### WORK TO COMPLETE
Find and return each line containing "MIND".

### RECORDS SHOWN
* Start *

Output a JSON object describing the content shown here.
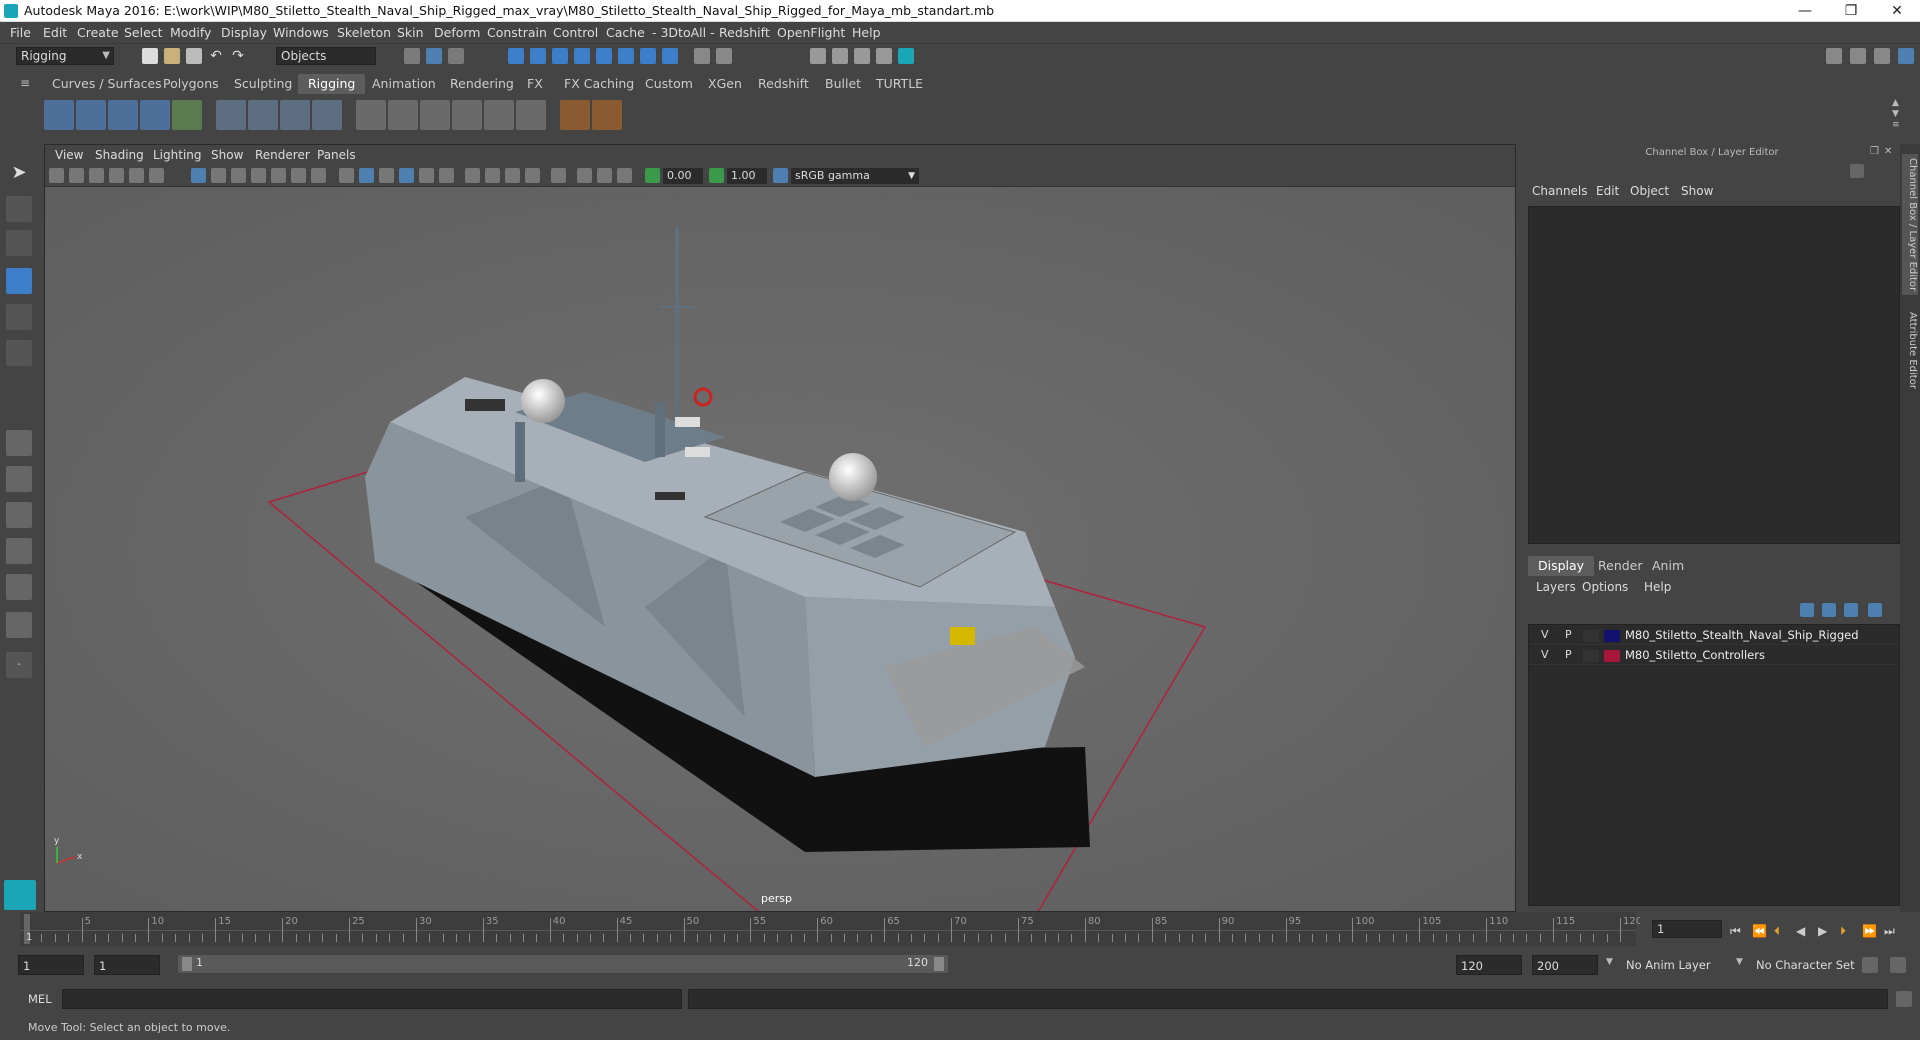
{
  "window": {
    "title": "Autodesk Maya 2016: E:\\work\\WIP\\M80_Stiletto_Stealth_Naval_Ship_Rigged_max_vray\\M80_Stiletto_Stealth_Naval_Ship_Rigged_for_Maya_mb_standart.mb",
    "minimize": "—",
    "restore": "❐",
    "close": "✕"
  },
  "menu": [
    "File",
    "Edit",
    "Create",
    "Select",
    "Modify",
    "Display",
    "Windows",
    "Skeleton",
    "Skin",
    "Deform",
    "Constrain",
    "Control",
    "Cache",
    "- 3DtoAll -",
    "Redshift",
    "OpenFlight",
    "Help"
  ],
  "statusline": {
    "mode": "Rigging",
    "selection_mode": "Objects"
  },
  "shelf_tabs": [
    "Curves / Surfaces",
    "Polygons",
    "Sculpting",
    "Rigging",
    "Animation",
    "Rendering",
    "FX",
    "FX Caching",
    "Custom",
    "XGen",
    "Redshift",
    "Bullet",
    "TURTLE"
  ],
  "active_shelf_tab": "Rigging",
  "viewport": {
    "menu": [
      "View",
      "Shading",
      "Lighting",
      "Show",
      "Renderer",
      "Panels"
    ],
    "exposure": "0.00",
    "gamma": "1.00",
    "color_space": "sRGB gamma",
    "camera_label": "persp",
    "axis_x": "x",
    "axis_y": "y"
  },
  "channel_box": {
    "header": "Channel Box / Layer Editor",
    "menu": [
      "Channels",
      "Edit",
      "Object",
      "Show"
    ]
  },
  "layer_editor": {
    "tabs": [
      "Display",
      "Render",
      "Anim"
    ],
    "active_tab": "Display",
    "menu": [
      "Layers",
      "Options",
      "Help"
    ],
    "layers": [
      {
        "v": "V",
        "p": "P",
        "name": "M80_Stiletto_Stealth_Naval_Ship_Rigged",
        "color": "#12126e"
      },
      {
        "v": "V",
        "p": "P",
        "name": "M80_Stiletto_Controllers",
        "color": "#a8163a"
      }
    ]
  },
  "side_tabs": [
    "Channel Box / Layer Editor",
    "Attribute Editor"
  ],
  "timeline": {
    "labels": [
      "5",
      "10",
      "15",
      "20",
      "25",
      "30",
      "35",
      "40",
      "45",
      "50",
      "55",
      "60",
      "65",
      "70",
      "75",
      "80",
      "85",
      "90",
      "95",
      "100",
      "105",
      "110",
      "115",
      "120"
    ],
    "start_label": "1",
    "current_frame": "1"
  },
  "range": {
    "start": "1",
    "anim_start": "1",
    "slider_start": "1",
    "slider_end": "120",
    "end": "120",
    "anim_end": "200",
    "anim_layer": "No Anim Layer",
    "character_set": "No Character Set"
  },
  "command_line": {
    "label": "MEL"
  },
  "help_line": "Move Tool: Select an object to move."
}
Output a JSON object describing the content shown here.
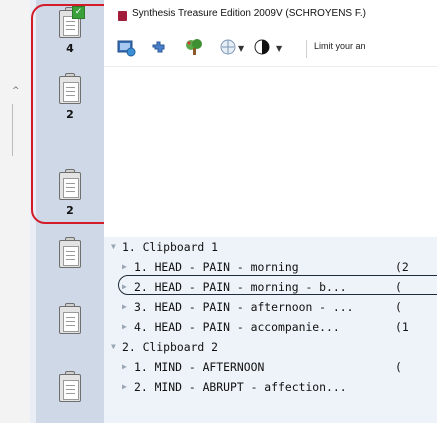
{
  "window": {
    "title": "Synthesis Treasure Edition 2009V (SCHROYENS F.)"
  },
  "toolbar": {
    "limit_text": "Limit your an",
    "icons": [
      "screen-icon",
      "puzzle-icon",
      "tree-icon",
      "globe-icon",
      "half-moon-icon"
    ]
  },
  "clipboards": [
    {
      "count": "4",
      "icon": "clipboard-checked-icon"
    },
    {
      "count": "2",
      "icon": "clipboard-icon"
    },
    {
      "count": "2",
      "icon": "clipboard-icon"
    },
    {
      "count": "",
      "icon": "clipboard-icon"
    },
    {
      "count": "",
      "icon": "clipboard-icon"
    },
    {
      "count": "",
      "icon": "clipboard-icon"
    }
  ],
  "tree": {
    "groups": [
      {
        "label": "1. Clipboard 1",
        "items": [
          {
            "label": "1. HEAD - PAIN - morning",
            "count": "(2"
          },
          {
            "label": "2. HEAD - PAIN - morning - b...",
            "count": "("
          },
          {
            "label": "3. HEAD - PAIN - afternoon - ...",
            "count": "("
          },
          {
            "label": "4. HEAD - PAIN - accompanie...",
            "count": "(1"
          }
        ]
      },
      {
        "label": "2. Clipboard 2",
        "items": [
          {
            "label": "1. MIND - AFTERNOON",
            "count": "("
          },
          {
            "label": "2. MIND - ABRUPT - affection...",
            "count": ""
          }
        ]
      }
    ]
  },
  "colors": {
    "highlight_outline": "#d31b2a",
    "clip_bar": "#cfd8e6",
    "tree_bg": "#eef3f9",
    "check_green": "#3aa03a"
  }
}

* End *

### FULL OUTPUT
            "label": "1. MIND - AFTERNOON",
            "label": "2. MIND - ABRUPT - affection...",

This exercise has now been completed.